Exercise instructions
Look below and pull out each line with the word "when".

Data to use
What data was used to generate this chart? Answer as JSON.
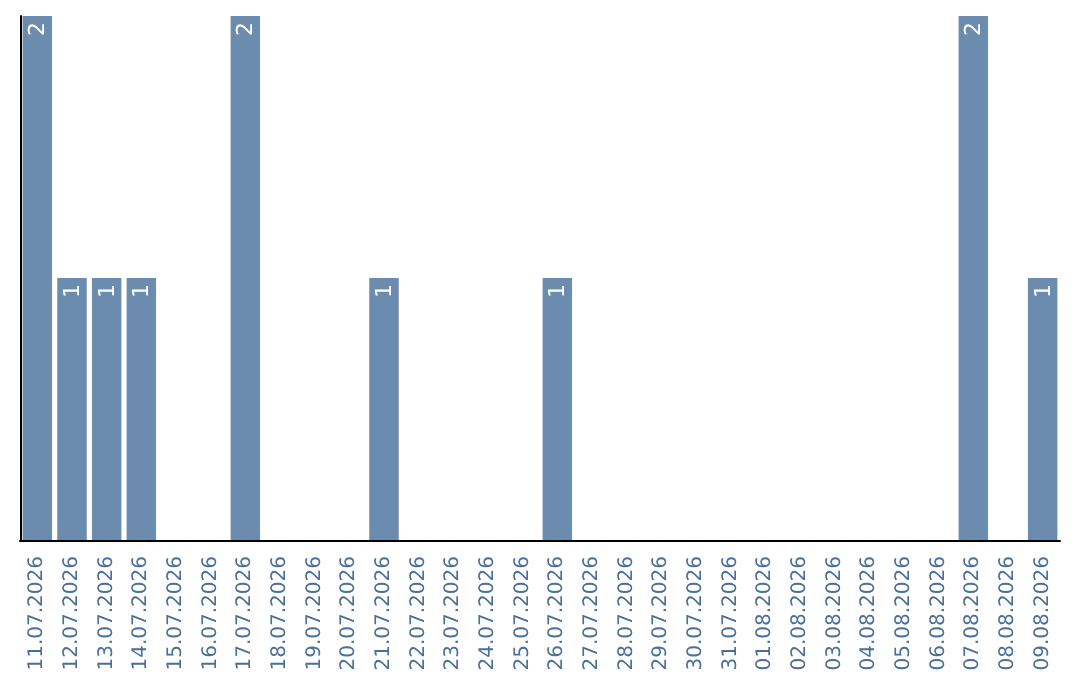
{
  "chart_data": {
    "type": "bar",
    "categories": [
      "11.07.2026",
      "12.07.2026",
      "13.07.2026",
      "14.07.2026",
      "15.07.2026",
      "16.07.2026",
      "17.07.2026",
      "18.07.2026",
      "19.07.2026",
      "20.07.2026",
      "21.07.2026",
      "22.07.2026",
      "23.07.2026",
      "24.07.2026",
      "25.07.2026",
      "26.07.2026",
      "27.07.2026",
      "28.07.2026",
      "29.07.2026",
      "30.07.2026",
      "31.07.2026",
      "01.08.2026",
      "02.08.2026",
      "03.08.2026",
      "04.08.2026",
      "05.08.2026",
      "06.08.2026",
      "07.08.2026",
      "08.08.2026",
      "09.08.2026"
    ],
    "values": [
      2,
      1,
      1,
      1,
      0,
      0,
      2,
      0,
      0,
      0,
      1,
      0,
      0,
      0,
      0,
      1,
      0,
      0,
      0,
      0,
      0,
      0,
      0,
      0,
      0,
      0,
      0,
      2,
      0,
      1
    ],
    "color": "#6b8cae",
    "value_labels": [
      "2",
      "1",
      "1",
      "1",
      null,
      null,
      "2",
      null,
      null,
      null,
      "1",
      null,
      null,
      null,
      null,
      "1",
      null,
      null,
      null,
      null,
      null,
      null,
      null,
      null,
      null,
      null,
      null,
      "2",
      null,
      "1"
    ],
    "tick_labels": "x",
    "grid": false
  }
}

---

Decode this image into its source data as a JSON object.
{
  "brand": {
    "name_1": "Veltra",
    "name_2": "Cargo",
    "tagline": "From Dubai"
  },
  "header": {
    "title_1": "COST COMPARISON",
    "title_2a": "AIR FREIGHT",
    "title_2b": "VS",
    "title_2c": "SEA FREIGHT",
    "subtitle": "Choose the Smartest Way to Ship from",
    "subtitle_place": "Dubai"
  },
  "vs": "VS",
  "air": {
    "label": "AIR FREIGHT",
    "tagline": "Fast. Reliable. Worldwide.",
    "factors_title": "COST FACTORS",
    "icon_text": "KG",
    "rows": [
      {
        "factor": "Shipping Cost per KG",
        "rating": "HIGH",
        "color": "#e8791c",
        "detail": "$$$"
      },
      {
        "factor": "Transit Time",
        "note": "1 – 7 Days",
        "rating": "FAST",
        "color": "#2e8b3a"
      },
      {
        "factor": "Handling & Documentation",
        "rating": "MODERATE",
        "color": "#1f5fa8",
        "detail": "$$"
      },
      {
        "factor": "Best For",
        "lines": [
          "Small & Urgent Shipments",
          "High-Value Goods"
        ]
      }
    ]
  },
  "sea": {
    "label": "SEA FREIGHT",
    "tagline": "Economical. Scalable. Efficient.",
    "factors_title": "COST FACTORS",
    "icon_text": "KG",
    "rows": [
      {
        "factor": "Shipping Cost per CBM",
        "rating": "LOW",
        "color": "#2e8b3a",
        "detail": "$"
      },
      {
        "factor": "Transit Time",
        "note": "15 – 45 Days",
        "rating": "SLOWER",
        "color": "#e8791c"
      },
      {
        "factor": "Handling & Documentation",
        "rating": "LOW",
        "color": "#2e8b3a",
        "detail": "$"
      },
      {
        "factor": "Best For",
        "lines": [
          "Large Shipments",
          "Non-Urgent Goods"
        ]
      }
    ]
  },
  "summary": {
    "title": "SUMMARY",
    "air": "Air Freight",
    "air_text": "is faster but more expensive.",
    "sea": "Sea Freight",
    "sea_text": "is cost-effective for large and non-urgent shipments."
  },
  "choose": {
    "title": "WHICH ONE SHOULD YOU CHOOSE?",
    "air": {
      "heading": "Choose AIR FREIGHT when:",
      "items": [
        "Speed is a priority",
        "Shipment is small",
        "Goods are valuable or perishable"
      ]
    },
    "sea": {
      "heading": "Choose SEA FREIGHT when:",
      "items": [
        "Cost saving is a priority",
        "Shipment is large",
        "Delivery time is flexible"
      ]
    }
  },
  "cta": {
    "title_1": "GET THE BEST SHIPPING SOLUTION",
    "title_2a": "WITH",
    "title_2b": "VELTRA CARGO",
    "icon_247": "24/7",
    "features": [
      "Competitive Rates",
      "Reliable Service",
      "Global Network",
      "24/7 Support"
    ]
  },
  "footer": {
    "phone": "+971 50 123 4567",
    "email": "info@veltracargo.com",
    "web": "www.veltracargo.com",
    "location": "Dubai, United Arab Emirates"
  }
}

Solved exercise
      "heading": "Choose AIR FREIGHT when:",
      "heading": "Choose SEA FREIGHT when:",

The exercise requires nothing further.